─── INFORMATION GIVEN ───

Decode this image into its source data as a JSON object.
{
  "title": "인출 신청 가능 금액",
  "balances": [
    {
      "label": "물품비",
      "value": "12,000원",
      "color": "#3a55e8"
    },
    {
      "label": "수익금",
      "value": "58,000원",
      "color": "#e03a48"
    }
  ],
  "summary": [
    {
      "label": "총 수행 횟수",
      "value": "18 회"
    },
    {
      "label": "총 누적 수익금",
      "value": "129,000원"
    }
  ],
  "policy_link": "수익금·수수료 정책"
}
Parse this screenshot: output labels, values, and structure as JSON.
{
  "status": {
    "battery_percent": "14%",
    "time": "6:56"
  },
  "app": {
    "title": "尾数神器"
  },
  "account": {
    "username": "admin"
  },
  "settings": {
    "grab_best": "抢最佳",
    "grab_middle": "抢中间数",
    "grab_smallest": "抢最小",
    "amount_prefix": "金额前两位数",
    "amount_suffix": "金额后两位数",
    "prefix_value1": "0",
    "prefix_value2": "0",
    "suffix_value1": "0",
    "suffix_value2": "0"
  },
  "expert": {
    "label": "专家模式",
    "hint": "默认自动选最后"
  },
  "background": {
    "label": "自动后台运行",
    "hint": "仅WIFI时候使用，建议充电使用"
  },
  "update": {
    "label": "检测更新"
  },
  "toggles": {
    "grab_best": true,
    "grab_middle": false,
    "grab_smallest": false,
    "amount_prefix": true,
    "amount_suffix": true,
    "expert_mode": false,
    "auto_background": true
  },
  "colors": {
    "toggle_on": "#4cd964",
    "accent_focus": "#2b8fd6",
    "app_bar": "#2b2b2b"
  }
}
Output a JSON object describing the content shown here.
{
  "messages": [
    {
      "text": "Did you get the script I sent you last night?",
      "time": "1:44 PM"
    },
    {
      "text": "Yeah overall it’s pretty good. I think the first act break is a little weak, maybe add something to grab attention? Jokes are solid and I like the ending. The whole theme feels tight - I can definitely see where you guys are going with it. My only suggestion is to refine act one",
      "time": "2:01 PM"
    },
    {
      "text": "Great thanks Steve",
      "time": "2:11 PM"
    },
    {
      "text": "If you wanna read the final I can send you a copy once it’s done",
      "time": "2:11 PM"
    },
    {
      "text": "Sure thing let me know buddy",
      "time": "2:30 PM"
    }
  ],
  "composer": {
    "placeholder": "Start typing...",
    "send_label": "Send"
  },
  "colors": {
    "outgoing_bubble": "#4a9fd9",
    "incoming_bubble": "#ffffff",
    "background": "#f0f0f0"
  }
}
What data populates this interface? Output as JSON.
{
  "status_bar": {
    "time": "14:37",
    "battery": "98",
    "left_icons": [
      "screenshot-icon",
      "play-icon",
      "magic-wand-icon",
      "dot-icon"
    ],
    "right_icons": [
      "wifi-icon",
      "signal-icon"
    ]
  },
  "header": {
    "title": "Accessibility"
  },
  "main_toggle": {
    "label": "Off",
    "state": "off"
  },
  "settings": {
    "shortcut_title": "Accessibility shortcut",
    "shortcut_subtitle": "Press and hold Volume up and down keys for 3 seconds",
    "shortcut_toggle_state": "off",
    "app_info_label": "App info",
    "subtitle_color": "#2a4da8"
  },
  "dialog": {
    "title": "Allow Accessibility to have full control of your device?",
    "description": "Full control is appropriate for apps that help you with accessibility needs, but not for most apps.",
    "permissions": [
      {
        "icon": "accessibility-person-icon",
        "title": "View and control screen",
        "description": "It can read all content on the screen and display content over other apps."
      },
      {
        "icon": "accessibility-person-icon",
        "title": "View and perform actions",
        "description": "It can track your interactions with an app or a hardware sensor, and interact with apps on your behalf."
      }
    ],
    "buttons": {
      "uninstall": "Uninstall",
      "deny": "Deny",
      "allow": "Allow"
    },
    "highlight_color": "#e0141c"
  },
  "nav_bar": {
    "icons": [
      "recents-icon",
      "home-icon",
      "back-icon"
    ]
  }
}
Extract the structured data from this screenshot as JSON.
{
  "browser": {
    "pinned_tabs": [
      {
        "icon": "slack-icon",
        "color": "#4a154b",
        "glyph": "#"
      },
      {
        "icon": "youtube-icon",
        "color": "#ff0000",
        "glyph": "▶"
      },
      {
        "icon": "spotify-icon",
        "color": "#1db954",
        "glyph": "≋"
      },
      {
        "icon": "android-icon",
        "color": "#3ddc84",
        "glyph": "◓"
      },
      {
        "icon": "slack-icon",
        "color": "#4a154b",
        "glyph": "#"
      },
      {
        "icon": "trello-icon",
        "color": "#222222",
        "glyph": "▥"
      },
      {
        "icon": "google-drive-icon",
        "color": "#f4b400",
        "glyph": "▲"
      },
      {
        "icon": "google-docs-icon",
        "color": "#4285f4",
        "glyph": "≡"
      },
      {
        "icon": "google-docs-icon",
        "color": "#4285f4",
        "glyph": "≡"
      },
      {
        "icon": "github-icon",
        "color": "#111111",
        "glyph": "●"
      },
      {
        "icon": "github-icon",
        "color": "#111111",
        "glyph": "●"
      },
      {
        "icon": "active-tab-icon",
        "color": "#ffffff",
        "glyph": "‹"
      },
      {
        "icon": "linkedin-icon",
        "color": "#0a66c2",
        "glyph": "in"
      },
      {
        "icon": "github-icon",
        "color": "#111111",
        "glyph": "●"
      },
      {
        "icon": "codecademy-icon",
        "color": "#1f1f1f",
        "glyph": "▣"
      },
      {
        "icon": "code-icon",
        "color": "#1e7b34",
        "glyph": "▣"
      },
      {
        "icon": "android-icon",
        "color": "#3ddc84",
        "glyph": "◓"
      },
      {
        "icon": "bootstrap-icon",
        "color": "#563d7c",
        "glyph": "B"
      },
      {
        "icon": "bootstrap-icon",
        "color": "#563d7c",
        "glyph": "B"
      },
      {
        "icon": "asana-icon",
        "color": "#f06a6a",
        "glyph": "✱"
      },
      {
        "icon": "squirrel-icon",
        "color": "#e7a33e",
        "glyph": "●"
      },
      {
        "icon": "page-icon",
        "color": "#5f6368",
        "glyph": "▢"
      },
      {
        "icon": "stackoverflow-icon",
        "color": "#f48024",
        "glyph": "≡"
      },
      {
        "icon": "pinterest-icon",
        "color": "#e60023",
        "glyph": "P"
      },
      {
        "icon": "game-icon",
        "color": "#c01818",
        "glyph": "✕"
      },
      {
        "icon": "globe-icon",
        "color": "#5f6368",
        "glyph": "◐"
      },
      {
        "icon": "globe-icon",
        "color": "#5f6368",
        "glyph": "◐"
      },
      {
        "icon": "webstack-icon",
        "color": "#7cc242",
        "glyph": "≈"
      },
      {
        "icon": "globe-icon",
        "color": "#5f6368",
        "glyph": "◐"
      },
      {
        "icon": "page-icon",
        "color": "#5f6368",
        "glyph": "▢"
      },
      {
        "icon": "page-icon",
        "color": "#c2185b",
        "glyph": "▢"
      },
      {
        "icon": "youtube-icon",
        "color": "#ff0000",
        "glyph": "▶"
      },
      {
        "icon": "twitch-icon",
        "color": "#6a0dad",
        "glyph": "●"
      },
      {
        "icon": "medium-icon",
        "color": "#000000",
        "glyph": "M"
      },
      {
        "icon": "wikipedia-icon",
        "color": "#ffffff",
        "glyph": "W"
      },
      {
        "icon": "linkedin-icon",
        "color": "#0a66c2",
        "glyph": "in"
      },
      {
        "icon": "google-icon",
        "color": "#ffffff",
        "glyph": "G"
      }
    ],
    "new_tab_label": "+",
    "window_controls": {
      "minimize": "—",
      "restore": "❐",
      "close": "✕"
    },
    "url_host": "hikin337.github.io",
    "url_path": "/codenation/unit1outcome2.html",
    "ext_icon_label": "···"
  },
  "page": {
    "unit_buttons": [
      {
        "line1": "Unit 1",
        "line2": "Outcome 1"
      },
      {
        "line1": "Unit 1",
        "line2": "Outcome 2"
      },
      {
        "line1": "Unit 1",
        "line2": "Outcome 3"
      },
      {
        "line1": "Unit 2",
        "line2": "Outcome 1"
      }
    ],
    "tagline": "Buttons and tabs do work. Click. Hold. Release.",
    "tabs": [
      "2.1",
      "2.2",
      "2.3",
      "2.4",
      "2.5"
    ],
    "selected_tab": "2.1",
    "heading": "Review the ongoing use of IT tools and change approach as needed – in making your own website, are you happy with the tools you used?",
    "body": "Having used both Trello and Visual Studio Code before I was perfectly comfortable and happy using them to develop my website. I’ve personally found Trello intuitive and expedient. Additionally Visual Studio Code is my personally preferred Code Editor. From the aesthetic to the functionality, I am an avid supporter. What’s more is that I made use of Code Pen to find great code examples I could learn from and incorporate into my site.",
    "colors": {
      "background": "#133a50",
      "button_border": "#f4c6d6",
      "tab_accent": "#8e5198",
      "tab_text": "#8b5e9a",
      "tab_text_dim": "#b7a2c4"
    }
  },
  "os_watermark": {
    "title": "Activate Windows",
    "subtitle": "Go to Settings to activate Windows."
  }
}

───

- WHAT IS REQUIRED
Extract each line holding the word "Allow" from the records.

- WRITTEN RESPONSE
    "title": "Allow Accessibility to have full control of your device?",
      "allow": "Allow"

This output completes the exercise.